(Exercise goal):
Reproduce each line of the listing exactly.

(Information given):
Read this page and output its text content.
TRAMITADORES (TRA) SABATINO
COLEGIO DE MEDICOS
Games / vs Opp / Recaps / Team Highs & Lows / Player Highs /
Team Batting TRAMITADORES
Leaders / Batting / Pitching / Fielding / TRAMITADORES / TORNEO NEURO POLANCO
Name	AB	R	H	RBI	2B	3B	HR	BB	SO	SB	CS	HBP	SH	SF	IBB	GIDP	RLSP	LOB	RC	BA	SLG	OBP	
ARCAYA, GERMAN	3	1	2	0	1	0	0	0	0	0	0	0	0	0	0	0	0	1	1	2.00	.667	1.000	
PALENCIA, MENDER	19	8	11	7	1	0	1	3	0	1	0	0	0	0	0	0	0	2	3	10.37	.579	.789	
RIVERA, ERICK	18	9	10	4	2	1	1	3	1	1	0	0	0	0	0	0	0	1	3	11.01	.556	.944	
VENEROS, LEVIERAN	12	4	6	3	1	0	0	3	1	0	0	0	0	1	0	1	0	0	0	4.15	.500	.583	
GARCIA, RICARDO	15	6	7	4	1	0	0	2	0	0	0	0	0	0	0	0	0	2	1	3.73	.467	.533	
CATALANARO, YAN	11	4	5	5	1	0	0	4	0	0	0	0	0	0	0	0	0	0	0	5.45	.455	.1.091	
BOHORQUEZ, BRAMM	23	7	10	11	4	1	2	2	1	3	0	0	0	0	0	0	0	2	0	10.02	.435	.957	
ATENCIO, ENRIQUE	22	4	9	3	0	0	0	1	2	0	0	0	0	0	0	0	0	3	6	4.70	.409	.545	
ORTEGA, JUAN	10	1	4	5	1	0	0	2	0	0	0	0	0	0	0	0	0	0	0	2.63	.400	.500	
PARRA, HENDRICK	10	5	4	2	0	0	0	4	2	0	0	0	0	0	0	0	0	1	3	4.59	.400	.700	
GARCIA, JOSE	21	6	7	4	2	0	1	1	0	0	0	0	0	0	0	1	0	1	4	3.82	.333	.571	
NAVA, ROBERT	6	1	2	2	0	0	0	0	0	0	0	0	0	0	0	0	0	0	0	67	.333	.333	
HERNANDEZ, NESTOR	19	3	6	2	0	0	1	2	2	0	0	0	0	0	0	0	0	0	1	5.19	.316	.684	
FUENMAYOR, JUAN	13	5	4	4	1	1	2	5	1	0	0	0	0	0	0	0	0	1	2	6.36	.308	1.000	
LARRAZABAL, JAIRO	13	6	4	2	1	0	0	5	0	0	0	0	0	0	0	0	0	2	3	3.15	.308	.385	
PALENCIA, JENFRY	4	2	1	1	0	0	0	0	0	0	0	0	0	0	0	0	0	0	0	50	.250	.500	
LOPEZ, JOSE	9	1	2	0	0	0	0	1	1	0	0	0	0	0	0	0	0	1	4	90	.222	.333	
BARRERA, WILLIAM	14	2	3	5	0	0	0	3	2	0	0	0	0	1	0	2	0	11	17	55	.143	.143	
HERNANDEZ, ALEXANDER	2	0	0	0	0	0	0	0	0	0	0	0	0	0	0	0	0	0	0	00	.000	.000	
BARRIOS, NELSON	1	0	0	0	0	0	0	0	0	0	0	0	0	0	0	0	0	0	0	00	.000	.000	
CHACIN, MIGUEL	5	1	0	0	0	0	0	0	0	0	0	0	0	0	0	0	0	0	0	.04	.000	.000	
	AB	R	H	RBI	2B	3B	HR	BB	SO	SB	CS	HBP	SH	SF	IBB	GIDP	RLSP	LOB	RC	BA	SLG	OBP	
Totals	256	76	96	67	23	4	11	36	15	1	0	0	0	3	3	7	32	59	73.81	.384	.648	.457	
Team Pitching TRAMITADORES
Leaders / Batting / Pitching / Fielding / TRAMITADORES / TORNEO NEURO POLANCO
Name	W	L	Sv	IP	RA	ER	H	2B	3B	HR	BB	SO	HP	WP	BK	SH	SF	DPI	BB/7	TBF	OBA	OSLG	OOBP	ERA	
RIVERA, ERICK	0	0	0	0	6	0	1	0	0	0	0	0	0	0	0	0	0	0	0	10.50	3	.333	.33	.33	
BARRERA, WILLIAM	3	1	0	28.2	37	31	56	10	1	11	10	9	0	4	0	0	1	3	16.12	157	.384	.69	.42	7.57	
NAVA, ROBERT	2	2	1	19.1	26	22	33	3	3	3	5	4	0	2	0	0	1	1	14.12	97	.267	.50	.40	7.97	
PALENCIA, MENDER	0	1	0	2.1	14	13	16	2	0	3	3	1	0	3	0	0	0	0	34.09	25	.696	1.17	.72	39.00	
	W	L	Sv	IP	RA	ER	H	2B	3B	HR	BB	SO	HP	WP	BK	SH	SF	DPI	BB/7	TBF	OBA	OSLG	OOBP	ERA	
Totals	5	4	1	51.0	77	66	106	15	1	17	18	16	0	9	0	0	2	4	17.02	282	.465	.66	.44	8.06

(The response):
Read this page and output its text content.
TRAMITADORES (TRA) SABATINO
COLEGIO DE MEDICOS
Games / vs Opp / Recaps / Team Highs & Lows / Player Highs /
Team Batting TRAMITADORES
Leaders / Batting / Pitching / Fielding / TRAMITADORES / TORNEO NEURO POLANCO
Name	AB	R	H	RBI	2B	3B	HR	BB	SO	SB	CS	HBP	SH	SF	IBB	GIDP	RLSP	LOB	RC	BA	SLG	OBP	
ARCAYA, GERMAN	3	1	2	0	1	0	0	0	0	0	0	0	0	0	0	0	0	1	1	2.00	.667	1.000	
PALENCIA, MENDER	19	8	11	7	1	0	1	3	0	1	0	0	0	0	0	0	0	2	3	10.37	.579	.789	
RIVERA, ERICK	18	9	10	4	2	1	1	3	1	1	0	0	0	0	0	0	0	1	3	11.01	.556	.944	
VENEROS, LEVIERAN	12	4	6	3	1	0	0	3	1	0	0	0	0	1	0	1	0	0	0	4.15	.500	.583	
GARCIA, RICARDO	15	6	7	4	1	0	0	2	0	0	0	0	0	0	0	0	0	2	1	3.73	.467	.533	
CATALANARO, YAN	11	4	5	5	1	0	0	4	0	0	0	0	0	0	0	0	0	0	0	5.45	.455	.1.091	
BOHORQUEZ, BRAMM	23	7	10	11	4	1	2	2	1	3	0	0	0	0	0	0	0	2	0	10.02	.435	.957	
ATENCIO, ENRIQUE	22	4	9	3	0	0	0	1	2	0	0	0	0	0	0	0	0	3	6	4.70	.409	.545	
ORTEGA, JUAN	10	1	4	5	1	0	0	2	0	0	0	0	0	0	0	0	0	0	0	2.63	.400	.500	
PARRA, HENDRICK	10	5	4	2	0	0	0	4	2	0	0	0	0	0	0	0	0	1	3	4.59	.400	.700	
GARCIA, JOSE	21	6	7	4	2	0	1	1	0	0	0	0	0	0	0	1	0	1	4	3.82	.333	.571	
NAVA, ROBERT	6	1	2	2	0	0	0	0	0	0	0	0	0	0	0	0	0	0	0	67	.333	.333	
HERNANDEZ, NESTOR	19	3	6	2	0	0	1	2	2	0	0	0	0	0	0	0	0	0	1	5.19	.316	.684	
FUENMAYOR, JUAN	13	5	4	4	1	1	2	5	1	0	0	0	0	0	0	0	0	1	2	6.36	.308	1.000	
LARRAZABAL, JAIRO	13	6	4	2	1	0	0	5	0	0	0	0	0	0	0	0	0	2	3	3.15	.308	.385	
PALENCIA, JENFRY	4	2	1	1	0	0	0	0	0	0	0	0	0	0	0	0	0	0	0	50	.250	.500	
LOPEZ, JOSE	9	1	2	0	0	0	0	1	1	0	0	0	0	0	0	0	0	1	4	90	.222	.333	
BARRERA, WILLIAM	14	2	3	5	0	0	0	3	2	0	0	0	0	1	0	2	0	11	17	55	.143	.143	
HERNANDEZ, ALEXANDER	2	0	0	0	0	0	0	0	0	0	0	0	0	0	0	0	0	0	0	00	.000	.000	
BARRIOS, NELSON	1	0	0	0	0	0	0	0	0	0	0	0	0	0	0	0	0	0	0	00	.000	.000	
CHACIN, MIGUEL	5	1	0	0	0	0	0	0	0	0	0	0	0	0	0	0	0	0	0	.04	.000	.000	
	AB	R	H	RBI	2B	3B	HR	BB	SO	SB	CS	HBP	SH	SF	IBB	GIDP	RLSP	LOB	RC	BA	SLG	OBP	
Totals	256	76	96	67	23	4	11	36	15	1	0	0	0	3	3	7	32	59	73.81	.384	.648	.457	
Team Pitching TRAMITADORES
Leaders / Batting / Pitching / Fielding / TRAMITADORES / TORNEO NEURO POLANCO
Name	W	L	Sv	IP	RA	ER	H	2B	3B	HR	BB	SO	HP	WP	BK	SH	SF	DPI	BB/7	TBF	OBA	OSLG	OOBP	ERA	
RIVERA, ERICK	0	0	0	0	6	0	1	0	0	0	0	0	0	0	0	0	0	0	0	10.50	3	.333	.33	.33	
BARRERA, WILLIAM	3	1	0	28.2	37	31	56	10	1	11	10	9	0	4	0	0	1	3	16.12	157	.384	.69	.42	7.57	
NAVA, ROBERT	2	2	1	19.1	26	22	33	3	3	3	5	4	0	2	0	0	1	1	14.12	97	.267	.50	.40	7.97	
PALENCIA, MENDER	0	1	0	2.1	14	13	16	2	0	3	3	1	0	3	0	0	0	0	34.09	25	.696	1.17	.72	39.00	
	W	L	Sv	IP	RA	ER	H	2B	3B	HR	BB	SO	HP	WP	BK	SH	SF	DPI	BB/7	TBF	OBA	OSLG	OOBP	ERA	
Totals	5	4	1	51.0	77	66	106	15	1	17	18	16	0	9	0	0	2	4	17.02	282	.465	.66	.44	8.06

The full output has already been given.